== DIRECTION ==
Only the pictures stay out; every record is to be quoted exactly.

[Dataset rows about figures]
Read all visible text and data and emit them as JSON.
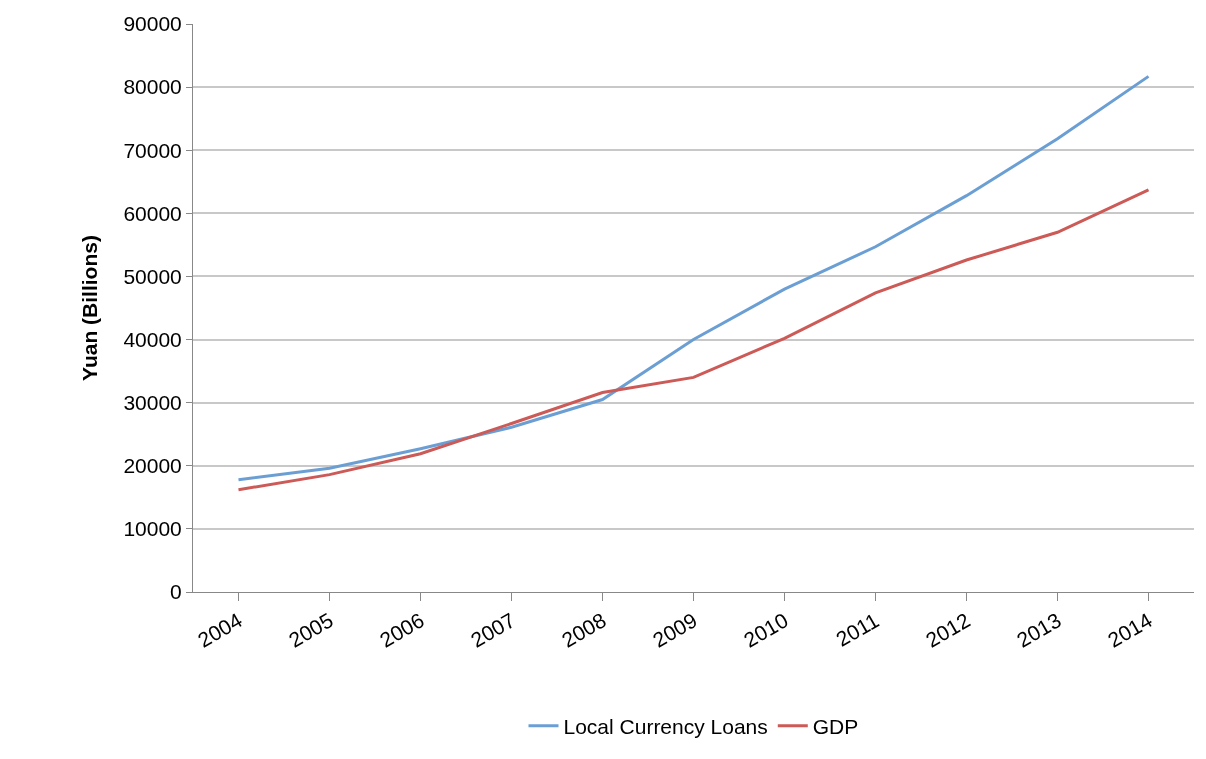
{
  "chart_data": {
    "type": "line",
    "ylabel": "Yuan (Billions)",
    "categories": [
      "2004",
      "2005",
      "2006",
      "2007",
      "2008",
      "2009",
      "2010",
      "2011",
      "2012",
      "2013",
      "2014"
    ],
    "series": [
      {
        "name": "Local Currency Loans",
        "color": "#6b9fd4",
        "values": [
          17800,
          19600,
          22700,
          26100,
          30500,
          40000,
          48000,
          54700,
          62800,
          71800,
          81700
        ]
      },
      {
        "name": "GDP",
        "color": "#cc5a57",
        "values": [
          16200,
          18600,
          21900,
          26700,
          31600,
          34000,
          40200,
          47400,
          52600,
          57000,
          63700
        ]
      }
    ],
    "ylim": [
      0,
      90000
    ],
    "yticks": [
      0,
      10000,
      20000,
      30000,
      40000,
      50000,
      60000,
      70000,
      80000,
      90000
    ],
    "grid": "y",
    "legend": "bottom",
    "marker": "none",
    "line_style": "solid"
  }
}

== WRITTEN RESPONSE ==
Read all visible text and data and emit them as JSON.
{
  "chart_data": {
    "type": "line",
    "ylabel": "Yuan (Billions)",
    "categories": [
      "2004",
      "2005",
      "2006",
      "2007",
      "2008",
      "2009",
      "2010",
      "2011",
      "2012",
      "2013",
      "2014"
    ],
    "series": [
      {
        "name": "Local Currency Loans",
        "color": "#6b9fd4",
        "values": [
          17800,
          19600,
          22700,
          26100,
          30500,
          40000,
          48000,
          54700,
          62800,
          71800,
          81700
        ]
      },
      {
        "name": "GDP",
        "color": "#cc5a57",
        "values": [
          16200,
          18600,
          21900,
          26700,
          31600,
          34000,
          40200,
          47400,
          52600,
          57000,
          63700
        ]
      }
    ],
    "ylim": [
      0,
      90000
    ],
    "yticks": [
      0,
      10000,
      20000,
      30000,
      40000,
      50000,
      60000,
      70000,
      80000,
      90000
    ],
    "grid": "y",
    "legend": "bottom",
    "marker": "none",
    "line_style": "solid"
  }
}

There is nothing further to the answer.